#### [TASK]
State how many lines in the records below contain the string "indicator", treating uppercase and lowercase as different. Reply with the number alone.

(Stored data entries)
----------------------------------------

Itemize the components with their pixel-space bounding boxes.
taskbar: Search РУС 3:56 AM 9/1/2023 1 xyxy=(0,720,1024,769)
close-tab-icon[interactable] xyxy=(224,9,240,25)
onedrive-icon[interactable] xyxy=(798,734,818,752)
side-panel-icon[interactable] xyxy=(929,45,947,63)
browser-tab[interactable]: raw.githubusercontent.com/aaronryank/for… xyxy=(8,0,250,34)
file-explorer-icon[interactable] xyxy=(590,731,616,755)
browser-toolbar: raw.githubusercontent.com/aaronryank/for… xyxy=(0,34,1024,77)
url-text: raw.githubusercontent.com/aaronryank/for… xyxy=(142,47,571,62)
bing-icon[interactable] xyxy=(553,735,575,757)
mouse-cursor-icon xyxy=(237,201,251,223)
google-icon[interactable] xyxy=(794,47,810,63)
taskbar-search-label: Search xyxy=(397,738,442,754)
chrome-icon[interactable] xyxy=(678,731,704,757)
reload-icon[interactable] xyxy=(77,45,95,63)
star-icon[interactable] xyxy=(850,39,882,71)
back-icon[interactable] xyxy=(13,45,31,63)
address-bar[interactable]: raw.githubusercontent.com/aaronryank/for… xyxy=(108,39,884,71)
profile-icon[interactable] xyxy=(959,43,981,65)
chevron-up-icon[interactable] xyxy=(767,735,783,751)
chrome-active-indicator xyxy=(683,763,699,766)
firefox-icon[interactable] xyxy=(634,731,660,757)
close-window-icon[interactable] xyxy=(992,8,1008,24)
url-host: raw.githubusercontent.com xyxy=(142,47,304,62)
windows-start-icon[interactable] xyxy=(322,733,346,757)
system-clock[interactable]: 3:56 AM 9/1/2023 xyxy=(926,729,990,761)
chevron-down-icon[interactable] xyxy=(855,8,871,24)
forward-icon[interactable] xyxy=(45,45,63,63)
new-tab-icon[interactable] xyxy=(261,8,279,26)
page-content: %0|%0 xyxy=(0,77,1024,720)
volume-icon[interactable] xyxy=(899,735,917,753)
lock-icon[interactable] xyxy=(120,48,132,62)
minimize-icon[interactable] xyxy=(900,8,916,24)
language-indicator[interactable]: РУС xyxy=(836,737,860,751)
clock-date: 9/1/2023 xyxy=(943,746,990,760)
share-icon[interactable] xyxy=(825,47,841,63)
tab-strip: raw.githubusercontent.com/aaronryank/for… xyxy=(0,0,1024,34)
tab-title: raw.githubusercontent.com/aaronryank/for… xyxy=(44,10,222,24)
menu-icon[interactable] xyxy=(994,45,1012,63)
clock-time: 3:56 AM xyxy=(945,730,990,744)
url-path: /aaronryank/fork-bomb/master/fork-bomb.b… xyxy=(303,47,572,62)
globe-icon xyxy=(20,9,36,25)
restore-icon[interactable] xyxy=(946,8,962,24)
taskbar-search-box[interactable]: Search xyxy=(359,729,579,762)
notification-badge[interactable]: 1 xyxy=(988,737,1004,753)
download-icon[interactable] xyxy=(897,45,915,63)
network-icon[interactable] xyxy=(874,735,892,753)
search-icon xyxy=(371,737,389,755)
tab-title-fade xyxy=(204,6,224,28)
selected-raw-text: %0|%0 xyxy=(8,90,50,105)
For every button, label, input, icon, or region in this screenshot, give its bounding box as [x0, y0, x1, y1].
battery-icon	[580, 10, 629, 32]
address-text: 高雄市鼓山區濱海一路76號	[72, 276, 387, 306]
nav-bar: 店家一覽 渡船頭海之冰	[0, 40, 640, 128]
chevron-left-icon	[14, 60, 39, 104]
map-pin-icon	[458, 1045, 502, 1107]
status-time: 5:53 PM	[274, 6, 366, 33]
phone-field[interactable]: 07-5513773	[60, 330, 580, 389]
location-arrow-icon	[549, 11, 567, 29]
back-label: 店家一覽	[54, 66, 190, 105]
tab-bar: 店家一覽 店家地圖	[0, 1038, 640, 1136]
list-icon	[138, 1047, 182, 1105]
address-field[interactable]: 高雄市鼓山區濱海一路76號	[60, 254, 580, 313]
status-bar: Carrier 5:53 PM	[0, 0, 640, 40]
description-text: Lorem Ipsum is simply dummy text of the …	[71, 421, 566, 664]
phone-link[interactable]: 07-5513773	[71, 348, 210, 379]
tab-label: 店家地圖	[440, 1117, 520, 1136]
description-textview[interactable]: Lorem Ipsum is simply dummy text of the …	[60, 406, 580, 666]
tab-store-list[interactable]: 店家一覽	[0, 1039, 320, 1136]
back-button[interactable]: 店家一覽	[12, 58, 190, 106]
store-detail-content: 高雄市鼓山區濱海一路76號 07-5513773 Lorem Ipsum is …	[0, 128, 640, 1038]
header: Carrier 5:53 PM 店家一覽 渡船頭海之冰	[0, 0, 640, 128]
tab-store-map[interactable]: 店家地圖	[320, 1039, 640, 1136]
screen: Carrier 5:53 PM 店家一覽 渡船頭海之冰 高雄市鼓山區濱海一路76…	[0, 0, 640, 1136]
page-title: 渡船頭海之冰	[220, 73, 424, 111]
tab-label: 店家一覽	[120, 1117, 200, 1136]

----------------------------------------

#### [WRITTEN ANSWER]
2